Psychologists Say Being Forced Into Retirement Can Be One of Life’s Most Painful Blows — Here’s Why
Forced retirement can deeply affect mental health and identity. Psychologists share how to cope with grief, regain purpose, and find your footing after an unexpected job loss.
Losing a job can feel a lot like losing someone you love. Whether it’s the abrupt absence of colleagues you saw every day or the quiet grief of mourning the career you spent years building, walking away from work can rattle you to your core.
That sting can run especially deep when the timing isn’t your call. Being nudged (or even shoved) into retirement before you were ready can take a real toll on your well-being. The good news, psychologists say, is that there are still meaningful ways to ease the blow and find your footing again.
What Forced Retirement Does to Your Mental Health
Being asked to step away before you’d planned can stir up a whole storm of feelings, according to Dr. Sharon Grossman, PhD, a psychologist, keynote speaker, and executive coach who helps high-achievers sidestep burnout.
“The emotional response can include shock, anger, sadness, anxiety, and even grief,” she says. “While people often think retirement is something everyone looks forward to, that assumption overlooks how much of our identity is tied to our work.”

> DATA:

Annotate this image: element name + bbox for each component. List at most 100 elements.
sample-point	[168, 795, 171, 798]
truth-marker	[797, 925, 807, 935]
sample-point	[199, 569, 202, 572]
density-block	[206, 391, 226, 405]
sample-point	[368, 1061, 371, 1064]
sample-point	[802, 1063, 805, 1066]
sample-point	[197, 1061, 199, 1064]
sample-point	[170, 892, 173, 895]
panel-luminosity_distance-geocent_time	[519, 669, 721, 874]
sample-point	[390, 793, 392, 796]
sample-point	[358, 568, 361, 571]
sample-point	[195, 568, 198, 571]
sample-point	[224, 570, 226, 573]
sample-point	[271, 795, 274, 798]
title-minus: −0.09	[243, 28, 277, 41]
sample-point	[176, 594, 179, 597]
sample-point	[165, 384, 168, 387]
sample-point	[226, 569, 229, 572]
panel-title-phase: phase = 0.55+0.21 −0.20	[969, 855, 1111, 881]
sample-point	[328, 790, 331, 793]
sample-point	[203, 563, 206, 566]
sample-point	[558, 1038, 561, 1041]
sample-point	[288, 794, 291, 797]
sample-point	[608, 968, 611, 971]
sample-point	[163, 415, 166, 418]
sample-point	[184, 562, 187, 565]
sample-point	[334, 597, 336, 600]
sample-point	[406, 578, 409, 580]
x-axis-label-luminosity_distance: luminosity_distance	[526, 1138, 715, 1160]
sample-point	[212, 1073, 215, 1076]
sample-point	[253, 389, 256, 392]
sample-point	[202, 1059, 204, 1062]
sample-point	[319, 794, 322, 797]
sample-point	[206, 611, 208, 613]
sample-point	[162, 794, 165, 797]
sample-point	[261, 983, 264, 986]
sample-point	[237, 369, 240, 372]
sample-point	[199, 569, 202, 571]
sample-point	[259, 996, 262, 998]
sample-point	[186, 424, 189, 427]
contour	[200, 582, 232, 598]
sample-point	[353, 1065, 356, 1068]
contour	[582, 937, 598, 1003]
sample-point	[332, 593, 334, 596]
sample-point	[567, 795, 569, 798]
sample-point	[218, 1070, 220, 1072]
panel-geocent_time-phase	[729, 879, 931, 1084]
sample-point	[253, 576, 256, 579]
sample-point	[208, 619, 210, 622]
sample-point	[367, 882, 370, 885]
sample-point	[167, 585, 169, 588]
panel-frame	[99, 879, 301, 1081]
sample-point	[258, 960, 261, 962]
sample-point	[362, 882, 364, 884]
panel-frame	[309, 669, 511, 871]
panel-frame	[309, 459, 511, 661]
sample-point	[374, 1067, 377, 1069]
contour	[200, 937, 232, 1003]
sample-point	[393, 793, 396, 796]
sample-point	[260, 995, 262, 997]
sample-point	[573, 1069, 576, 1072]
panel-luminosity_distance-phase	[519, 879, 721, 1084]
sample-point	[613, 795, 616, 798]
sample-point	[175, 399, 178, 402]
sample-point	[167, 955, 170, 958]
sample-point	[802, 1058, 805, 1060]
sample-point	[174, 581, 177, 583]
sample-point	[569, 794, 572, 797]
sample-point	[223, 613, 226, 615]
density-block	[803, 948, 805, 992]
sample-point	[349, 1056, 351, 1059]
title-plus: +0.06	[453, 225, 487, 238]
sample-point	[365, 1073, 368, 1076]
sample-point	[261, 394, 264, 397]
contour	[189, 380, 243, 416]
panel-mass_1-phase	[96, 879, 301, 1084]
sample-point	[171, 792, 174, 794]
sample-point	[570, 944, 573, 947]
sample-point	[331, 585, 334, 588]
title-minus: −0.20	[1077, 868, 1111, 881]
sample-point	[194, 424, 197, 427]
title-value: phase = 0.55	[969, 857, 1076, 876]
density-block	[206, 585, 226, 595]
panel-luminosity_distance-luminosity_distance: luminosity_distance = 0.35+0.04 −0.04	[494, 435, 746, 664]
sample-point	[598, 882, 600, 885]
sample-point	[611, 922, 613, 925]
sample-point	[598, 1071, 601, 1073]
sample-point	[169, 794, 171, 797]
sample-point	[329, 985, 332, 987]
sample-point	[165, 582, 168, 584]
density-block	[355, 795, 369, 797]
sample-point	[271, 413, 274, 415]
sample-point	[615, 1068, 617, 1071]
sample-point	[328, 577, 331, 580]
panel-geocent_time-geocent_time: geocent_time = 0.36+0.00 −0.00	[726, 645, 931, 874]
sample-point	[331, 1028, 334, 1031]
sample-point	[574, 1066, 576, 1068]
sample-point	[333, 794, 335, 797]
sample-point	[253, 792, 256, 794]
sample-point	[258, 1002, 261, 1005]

> PROMPT 1:
Write out the passage from the article on forced retirement, starting at the words "Psychologists Say Being" and stopping after "to your core.".
> PROMPT 2:
In the article on forced retirement, which emotional responses does Dr. Sharon Grossman say being forced into retirement can bring?

> EXERCISE RESPONSE 1:
Psychologists Say Being Forced Into Retirement Can Be One of Life’s Most Painful Blows — Here’s Why
Forced retirement can deeply affect mental health and identity. Psychologists share how to cope with grief, regain purpose, and find your footing after an unexpected job loss.
Losing a job can feel a lot like losing someone you love. Whether it’s the abrupt absence of colleagues you saw every day or the quiet grief of mourning the career you spent years building, walking away from work can rattle you to your core.

> EXERCISE RESPONSE 2:
Shock, anger, sadness, anxiety, and even grief.